++++ Records shown ++++

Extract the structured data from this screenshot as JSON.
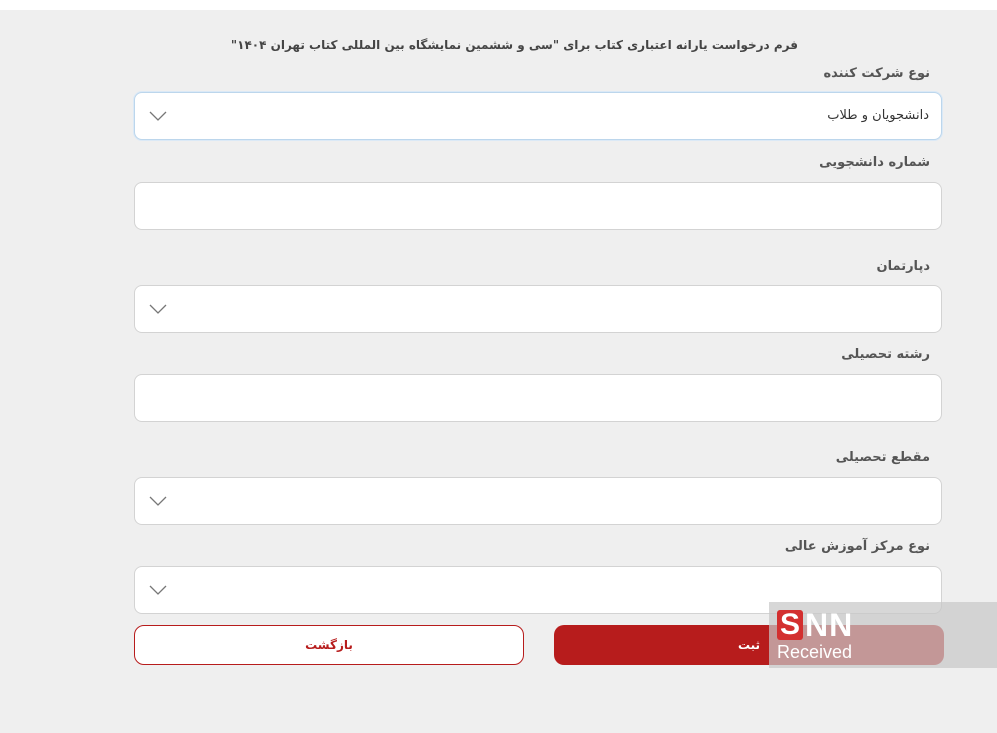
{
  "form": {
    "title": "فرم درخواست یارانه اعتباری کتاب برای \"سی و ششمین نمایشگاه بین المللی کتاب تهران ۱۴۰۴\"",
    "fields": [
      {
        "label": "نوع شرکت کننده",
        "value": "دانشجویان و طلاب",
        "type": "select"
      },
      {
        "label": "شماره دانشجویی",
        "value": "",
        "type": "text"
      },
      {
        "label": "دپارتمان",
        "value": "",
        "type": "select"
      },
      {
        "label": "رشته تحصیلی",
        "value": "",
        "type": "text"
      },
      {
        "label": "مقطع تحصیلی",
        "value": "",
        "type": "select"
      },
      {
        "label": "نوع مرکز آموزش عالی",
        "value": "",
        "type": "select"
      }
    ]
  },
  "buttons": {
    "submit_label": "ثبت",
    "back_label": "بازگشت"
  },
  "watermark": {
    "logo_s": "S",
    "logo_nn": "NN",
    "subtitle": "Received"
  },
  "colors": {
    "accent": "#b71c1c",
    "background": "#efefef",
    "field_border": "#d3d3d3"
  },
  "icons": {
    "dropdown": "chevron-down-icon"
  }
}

++++

* [Set task]: Write the entries above out again exactly, but not the pictures.

* [Solution to this problem]:
Extract the structured data from this screenshot as JSON.
{
  "form": {
    "title": "فرم درخواست یارانه اعتباری کتاب برای \"سی و ششمین نمایشگاه بین المللی کتاب تهران ۱۴۰۴\"",
    "fields": [
      {
        "label": "نوع شرکت کننده",
        "value": "دانشجویان و طلاب",
        "type": "select"
      },
      {
        "label": "شماره دانشجویی",
        "value": "",
        "type": "text"
      },
      {
        "label": "دپارتمان",
        "value": "",
        "type": "select"
      },
      {
        "label": "رشته تحصیلی",
        "value": "",
        "type": "text"
      },
      {
        "label": "مقطع تحصیلی",
        "value": "",
        "type": "select"
      },
      {
        "label": "نوع مرکز آموزش عالی",
        "value": "",
        "type": "select"
      }
    ]
  },
  "buttons": {
    "submit_label": "ثبت",
    "back_label": "بازگشت"
  },
  "watermark": {
    "logo_s": "S",
    "logo_nn": "NN",
    "subtitle": "Received"
  },
  "colors": {
    "accent": "#b71c1c",
    "background": "#efefef",
    "field_border": "#d3d3d3"
  },
  "icons": {
    "dropdown": "chevron-down-icon"
  }
}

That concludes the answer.